▸ Extrait à lire:
+ + + + + + +
Elles m’avaient pourtant valu d’être
l’invitée du Parti Socialiste à son
université de la Rochelle en 2010.
Pour brouiller le sens de mon discours
et de mon combat j’ai été qualifiée
d’abord de pro-putschiste et
d’anti-CEDEAO, avant l’étape actuelle de
mon assignation à résidence. Je suis
redevable à Karamoko Bamba du mouvement
N’KO de cette pensée africaine selon
laquelle « celui qui a le fusil ne
s’en sert pas pour prendre le pouvoir.
Et celui qui détient le pouvoir l’exerce
dans l’intérêt du peuple et sous son
contrôle ».
Pourquoi devais-je faire porter
l’entière responsabilité de
l’effondrement de l’Etat aux
laissés-pour-compte d’une armée
gangrenée, comme les autres institutions
de la République, par la corruption, le
népotisme et l’impunité ?
Il ne peut être reproché aux militaires
de ne pas savoir défendre un pays dont
les élites politiques et économiques,
non seulement acceptent de l’ouvrir au
marché dans les pires conditions mais en
profitent pour s’enrichir. Le naufrage
est d’abord le leur pour avoir
revendiqué un modèle économique qui rime
avec le désengagement et le délitement
de l’Etat, la ruine des paysans, la
clochardisation des troupes et le
chômage endémique. S’ils n’avaient pas
les moyens d’appréhender les ravages du
système dans les années 80, nos
dirigeants politiques ne peuvent plus
l’ignorer au regard de l’impasse dans
laquelle ce système a conduit la Grèce,
l’Espagne, le Portugal, Chypre et… la
France, leur mode de référence.
+ + + + + + +
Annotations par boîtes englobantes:

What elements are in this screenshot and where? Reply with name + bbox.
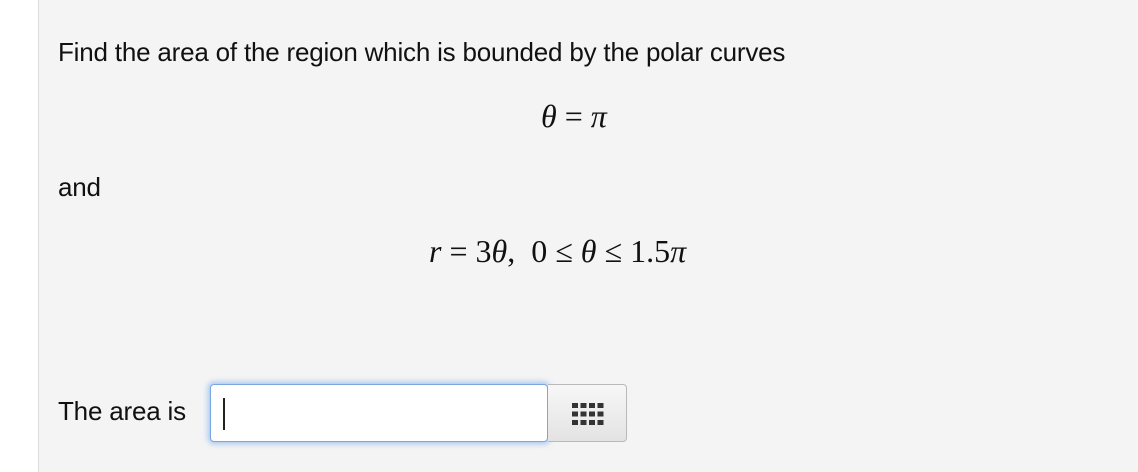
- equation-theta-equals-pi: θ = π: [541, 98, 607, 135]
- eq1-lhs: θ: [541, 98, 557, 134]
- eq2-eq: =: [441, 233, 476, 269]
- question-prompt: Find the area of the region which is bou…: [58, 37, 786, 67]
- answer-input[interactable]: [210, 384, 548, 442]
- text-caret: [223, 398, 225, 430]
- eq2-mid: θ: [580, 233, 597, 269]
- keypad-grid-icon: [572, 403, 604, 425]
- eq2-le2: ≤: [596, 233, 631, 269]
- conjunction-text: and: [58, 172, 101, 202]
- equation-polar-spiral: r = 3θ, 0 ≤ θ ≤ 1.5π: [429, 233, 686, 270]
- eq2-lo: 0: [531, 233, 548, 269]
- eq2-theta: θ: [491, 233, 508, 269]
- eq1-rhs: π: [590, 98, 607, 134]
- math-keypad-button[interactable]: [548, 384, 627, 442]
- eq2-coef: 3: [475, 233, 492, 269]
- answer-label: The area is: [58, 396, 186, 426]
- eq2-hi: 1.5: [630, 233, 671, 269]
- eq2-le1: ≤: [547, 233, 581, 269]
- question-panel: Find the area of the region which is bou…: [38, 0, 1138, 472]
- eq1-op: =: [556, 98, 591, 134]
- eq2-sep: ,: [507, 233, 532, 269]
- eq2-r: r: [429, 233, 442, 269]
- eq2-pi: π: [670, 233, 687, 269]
+ + + + + + +
▸ Votre consigne: D'après l'extrait, à qui la personne qui s'exprime dit-elle devoir la pensée africaine qu'elle cite ? Pour répondre, servez-vous uniquement de l'extrait.

▸ Corrigé: À Karamoko Bamba, du mouvement N'KO.